Supplied material →
....

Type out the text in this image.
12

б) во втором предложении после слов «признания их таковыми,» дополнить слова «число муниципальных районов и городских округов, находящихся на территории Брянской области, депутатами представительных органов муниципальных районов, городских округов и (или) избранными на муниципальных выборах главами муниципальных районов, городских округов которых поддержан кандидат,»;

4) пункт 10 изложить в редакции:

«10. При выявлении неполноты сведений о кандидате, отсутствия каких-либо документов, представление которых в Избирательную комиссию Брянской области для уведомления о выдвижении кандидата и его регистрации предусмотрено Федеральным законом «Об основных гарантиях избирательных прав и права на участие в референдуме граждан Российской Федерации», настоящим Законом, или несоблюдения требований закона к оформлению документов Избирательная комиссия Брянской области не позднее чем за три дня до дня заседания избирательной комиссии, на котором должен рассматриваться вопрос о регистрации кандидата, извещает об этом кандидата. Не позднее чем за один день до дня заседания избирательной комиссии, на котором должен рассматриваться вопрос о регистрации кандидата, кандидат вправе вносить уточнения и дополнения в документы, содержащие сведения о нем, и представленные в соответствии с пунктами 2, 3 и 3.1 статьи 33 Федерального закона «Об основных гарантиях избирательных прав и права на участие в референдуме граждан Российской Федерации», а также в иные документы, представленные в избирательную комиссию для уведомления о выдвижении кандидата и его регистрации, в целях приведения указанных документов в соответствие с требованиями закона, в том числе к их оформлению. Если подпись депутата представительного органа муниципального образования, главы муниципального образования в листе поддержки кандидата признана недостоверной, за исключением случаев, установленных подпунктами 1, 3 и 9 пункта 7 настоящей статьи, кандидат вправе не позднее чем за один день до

....

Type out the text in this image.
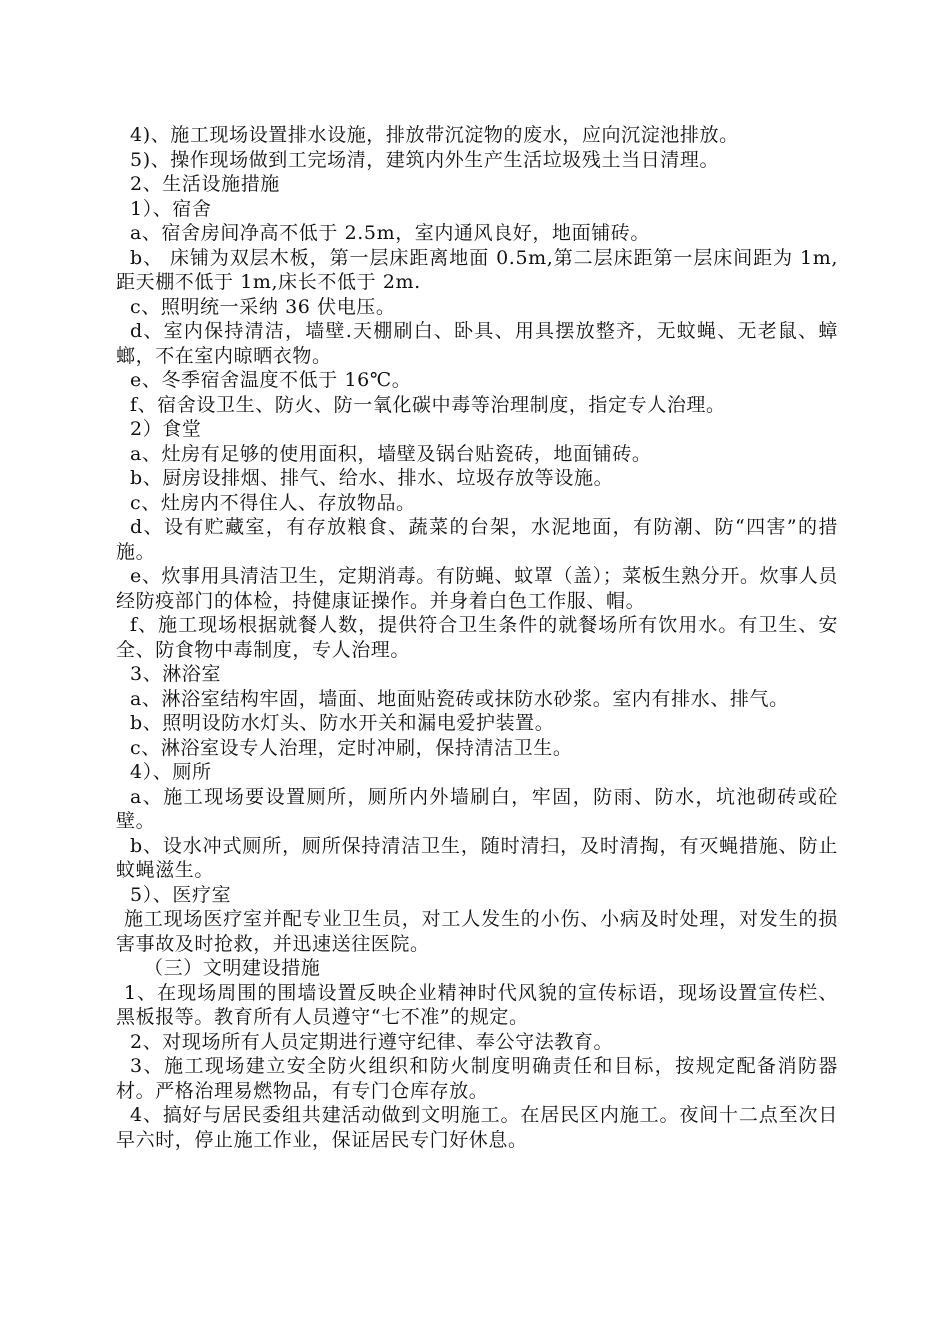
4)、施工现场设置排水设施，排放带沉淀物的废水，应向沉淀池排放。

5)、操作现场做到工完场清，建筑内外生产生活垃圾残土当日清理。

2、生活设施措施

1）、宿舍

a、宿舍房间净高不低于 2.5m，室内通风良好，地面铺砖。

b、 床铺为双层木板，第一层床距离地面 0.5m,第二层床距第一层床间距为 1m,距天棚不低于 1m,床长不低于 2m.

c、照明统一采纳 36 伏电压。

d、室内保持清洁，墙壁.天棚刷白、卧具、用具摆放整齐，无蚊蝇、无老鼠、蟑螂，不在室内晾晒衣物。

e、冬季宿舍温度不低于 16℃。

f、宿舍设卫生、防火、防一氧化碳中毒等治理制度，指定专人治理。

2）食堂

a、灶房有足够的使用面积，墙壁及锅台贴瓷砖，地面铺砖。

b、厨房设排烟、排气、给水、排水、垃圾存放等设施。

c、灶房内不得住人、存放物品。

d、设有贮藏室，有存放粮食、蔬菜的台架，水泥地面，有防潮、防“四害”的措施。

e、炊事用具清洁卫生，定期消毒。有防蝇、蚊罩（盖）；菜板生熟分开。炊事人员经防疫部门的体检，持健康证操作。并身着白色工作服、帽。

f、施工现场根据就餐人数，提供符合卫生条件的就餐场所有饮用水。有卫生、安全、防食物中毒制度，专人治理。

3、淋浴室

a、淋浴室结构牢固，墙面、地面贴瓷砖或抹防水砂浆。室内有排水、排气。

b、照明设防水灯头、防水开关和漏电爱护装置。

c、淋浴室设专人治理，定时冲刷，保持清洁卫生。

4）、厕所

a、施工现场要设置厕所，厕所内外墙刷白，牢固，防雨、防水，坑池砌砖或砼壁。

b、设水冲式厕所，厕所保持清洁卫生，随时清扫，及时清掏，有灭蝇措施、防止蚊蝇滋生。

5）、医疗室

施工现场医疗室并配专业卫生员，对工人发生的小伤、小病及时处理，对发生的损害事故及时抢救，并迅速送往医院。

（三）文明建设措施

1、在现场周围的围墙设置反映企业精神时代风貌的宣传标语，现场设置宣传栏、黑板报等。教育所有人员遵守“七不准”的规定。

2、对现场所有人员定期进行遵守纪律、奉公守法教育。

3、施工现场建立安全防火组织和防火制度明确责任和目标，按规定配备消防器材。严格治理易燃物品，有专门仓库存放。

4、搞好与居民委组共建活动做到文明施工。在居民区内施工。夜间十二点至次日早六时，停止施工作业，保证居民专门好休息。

....

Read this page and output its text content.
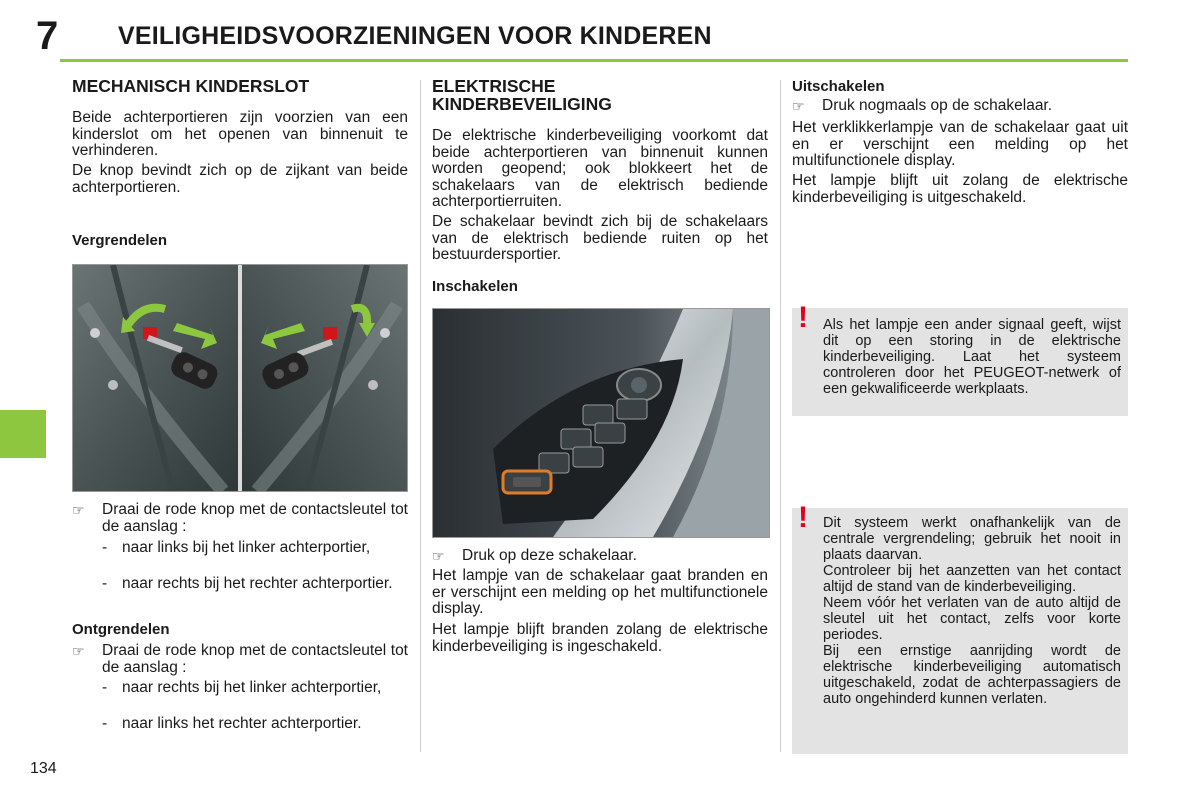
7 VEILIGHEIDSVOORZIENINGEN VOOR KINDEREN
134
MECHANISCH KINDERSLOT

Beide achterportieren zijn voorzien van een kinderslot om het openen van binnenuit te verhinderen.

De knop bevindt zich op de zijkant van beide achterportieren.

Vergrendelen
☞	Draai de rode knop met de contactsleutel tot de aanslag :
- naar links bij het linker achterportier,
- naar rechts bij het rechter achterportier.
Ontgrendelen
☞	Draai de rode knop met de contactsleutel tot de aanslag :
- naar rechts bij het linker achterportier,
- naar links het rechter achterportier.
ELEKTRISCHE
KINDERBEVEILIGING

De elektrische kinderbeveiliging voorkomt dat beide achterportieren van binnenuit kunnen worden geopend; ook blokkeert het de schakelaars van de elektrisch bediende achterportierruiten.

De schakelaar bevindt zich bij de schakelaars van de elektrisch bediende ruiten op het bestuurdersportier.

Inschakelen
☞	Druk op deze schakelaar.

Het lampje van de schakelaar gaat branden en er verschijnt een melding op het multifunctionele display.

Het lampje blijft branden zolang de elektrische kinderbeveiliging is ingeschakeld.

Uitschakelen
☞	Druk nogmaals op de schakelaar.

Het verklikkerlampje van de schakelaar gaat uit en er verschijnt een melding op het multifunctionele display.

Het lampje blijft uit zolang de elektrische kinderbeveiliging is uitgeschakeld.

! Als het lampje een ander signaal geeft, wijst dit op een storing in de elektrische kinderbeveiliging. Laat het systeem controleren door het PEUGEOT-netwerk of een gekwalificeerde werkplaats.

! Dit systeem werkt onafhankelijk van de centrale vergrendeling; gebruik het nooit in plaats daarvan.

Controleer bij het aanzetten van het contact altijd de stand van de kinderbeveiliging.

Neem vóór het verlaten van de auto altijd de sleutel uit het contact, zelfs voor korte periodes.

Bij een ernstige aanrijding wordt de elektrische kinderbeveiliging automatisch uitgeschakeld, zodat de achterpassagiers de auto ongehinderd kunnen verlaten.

....

Aim of the exercise → Show all lines from the listing above in which "schakelaars" appears.

Task response →
De elektrische kinderbeveiliging voorkomt dat beide achterportieren van binnenuit kunnen worden geopend; ook blokkeert het de schakelaars van de elektrisch bediende achterportierruiten.
De schakelaar bevindt zich bij de schakelaars van de elektrisch bediende ruiten op het bestuurdersportier.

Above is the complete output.